= Exercise objective =
Narrow the data below down to the lines containing "移風易俗樹新風".

====== Items

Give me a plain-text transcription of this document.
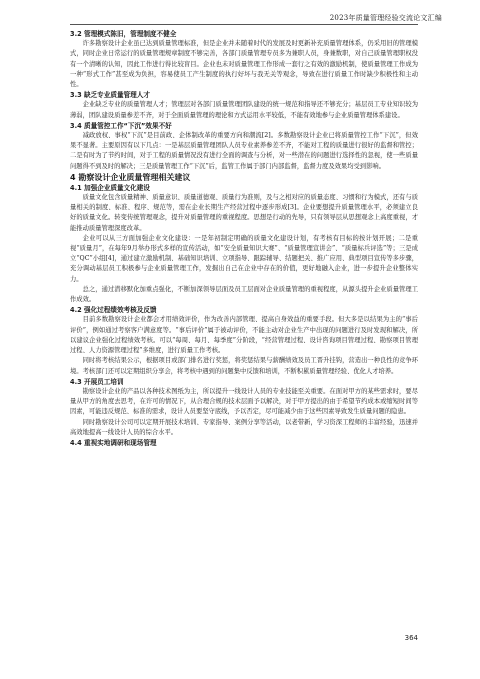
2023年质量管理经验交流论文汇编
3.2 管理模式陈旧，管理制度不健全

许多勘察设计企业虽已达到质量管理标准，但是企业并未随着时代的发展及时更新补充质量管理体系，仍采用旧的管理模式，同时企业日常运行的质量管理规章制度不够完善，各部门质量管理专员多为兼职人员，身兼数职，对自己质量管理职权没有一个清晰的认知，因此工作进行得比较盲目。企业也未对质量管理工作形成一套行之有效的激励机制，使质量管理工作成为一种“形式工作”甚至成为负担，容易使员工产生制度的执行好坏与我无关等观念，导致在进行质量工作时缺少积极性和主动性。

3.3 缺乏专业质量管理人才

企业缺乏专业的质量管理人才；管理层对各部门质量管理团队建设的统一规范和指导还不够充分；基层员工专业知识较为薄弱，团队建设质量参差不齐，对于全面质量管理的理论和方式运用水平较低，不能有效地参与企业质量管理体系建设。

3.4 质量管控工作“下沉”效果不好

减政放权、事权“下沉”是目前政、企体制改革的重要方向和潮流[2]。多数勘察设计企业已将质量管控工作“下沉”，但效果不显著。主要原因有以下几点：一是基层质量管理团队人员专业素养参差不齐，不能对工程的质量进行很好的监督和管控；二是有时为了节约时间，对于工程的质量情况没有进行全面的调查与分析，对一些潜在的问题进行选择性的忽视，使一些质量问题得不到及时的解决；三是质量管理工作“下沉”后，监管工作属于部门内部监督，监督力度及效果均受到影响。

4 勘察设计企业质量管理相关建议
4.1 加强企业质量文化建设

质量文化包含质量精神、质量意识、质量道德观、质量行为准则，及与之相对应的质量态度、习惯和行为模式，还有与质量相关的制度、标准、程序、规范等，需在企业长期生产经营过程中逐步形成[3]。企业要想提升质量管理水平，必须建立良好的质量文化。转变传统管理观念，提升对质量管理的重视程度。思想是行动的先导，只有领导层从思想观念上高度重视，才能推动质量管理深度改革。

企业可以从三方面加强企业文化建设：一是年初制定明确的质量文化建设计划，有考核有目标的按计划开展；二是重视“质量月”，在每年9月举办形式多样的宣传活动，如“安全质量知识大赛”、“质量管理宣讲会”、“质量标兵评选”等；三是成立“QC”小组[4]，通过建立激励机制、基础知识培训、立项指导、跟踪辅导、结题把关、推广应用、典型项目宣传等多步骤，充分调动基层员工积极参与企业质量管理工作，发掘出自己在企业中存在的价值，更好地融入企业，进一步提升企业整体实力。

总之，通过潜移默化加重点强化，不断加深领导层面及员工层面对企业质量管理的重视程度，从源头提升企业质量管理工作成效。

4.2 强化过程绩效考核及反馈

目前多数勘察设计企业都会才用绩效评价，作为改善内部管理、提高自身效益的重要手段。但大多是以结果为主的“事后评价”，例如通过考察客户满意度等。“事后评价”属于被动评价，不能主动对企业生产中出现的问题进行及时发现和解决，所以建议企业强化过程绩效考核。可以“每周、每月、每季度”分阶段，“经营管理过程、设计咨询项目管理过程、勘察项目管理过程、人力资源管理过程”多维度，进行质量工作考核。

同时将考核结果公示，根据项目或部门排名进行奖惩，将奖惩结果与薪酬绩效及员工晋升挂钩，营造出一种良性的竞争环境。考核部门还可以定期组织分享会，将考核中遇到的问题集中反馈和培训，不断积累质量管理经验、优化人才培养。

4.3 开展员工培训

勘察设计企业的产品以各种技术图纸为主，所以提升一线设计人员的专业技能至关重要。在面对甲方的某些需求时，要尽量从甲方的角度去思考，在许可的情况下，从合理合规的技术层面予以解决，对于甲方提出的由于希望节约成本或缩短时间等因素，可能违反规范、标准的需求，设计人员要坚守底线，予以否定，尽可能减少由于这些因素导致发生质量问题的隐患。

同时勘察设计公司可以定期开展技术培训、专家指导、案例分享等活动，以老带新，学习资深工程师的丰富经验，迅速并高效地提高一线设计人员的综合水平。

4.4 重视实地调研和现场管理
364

============
====== Items

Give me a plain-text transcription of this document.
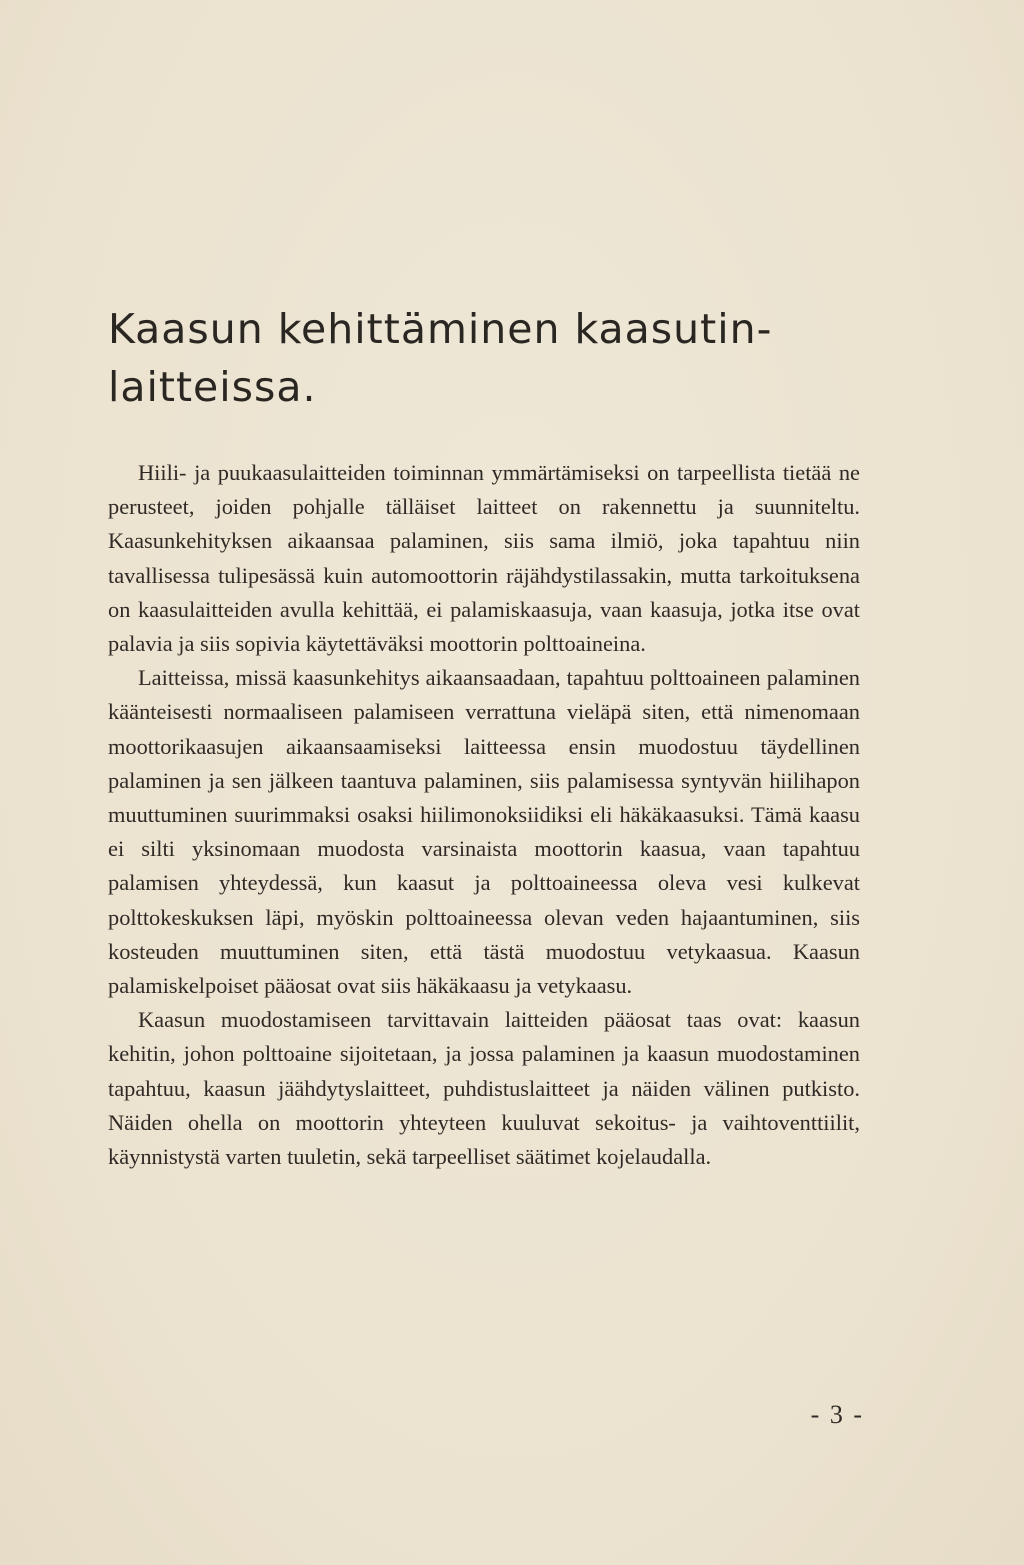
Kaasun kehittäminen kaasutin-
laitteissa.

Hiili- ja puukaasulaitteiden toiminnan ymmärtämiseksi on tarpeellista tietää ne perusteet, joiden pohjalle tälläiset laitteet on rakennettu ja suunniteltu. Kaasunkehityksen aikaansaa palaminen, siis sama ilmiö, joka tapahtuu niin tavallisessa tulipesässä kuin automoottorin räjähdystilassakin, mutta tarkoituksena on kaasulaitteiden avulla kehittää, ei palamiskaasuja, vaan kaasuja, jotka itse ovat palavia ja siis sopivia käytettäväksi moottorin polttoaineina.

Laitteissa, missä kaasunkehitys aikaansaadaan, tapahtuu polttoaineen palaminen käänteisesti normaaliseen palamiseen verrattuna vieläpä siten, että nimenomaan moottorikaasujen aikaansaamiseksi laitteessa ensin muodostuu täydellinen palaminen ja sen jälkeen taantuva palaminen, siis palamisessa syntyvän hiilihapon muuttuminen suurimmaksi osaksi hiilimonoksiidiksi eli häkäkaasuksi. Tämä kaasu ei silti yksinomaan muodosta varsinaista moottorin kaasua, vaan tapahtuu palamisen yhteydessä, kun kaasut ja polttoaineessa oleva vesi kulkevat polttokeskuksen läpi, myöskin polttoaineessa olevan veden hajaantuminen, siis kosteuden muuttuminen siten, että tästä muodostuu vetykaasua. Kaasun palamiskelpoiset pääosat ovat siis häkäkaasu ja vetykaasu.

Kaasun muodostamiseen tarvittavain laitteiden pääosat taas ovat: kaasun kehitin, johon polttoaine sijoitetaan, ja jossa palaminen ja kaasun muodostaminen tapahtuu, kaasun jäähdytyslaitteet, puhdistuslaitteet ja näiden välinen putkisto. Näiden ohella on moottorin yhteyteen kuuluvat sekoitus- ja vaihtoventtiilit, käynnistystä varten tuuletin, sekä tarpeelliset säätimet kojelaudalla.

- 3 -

============
====== Items

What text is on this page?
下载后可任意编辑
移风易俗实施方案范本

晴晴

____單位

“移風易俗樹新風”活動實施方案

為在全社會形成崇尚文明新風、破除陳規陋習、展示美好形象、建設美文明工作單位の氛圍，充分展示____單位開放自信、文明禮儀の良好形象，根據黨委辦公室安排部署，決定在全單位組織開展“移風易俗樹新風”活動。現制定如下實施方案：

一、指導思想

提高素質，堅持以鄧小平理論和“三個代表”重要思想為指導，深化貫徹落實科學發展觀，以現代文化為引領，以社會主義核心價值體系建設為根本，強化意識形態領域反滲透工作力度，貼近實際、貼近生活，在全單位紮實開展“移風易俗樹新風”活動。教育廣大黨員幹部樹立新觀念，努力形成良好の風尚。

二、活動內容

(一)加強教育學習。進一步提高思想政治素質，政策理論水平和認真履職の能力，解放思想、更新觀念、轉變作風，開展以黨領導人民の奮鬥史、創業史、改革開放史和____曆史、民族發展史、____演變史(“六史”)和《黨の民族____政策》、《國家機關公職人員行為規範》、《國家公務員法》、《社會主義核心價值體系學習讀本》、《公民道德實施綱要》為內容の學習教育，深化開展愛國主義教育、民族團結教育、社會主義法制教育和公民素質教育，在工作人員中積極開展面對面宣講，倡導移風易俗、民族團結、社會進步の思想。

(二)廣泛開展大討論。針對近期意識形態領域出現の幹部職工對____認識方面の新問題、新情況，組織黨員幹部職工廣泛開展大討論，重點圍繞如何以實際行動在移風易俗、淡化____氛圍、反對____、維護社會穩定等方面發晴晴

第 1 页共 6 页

============

= Solution to the exercise =
“移風易俗樹新風”活動實施方案
為在全社會形成崇尚文明新風、破除陳規陋習、展示美好形象、建設美文明工作單位の氛圍，充分展示____單位開放自信、文明禮儀の良好形象，根據黨委辦公室安排部署，決定在全單位組織開展“移風易俗樹新風”活動。現制定如下實施方案：
提高素質，堅持以鄧小平理論和“三個代表”重要思想為指導，深化貫徹落實科學發展觀，以現代文化為引領，以社會主義核心價值體系建設為根本，強化意識形態領域反滲透工作力度，貼近實際、貼近生活，在全單位紮實開展“移風易俗樹新風”活動。教育廣大黨員幹部樹立新觀念，努力形成良好の風尚。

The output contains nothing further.